Data entries
>>>

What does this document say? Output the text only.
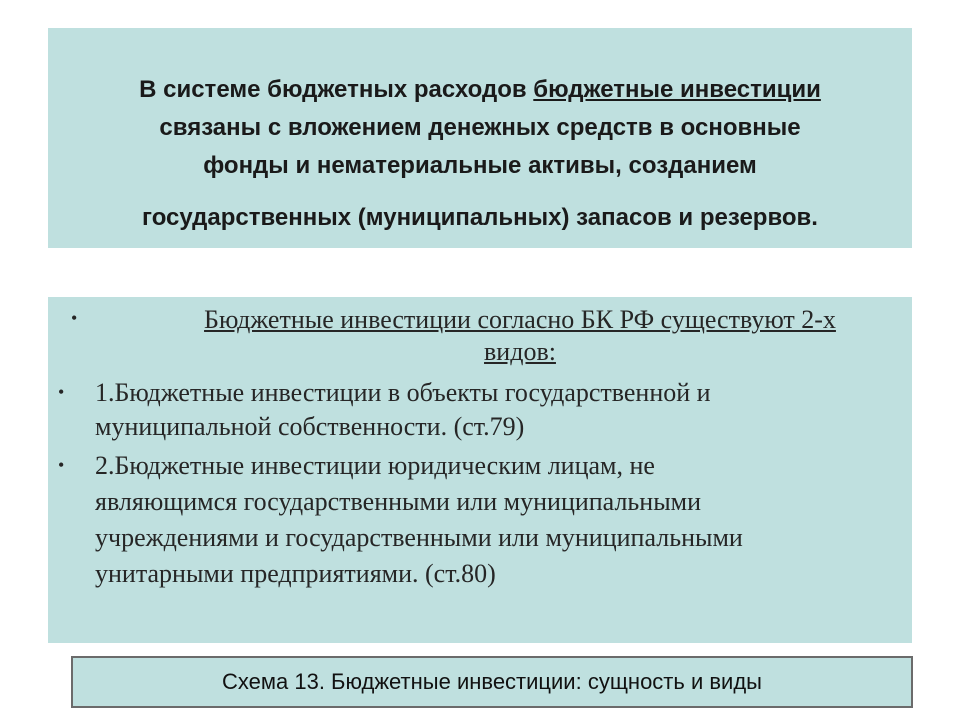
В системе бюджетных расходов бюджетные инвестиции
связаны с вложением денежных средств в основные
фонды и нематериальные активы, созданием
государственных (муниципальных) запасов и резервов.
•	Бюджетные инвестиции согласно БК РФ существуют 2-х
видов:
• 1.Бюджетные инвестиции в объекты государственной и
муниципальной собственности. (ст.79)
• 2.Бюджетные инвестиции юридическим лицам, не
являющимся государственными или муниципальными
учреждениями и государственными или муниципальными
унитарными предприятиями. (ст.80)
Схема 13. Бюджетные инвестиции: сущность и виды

<<<
>>>

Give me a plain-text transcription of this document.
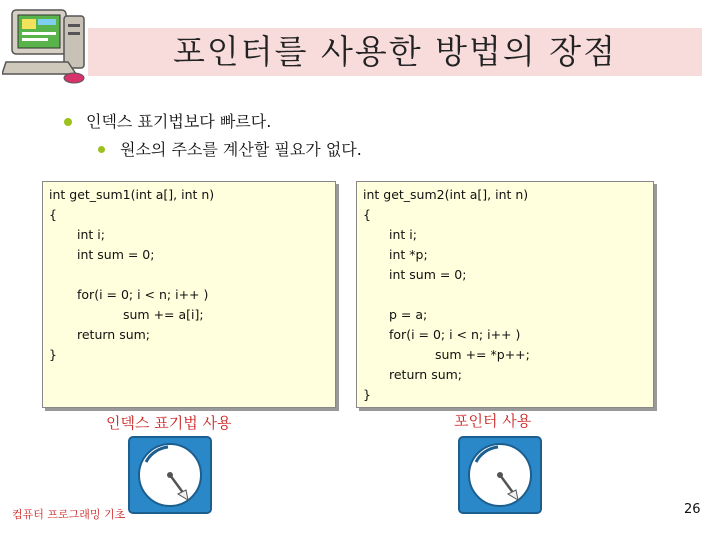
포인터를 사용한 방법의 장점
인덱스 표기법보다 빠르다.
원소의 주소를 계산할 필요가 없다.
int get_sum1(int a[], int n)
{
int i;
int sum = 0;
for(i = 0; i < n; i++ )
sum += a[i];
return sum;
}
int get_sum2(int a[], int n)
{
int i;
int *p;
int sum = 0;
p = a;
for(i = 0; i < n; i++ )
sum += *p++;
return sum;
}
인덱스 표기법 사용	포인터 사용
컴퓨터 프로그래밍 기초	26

<<<

Task to complete => In the entries above, find every line holding the word "text" and copy it out.

Full answer =>
What does this document say? Output the text only.
Give me a plain-text transcription of this document.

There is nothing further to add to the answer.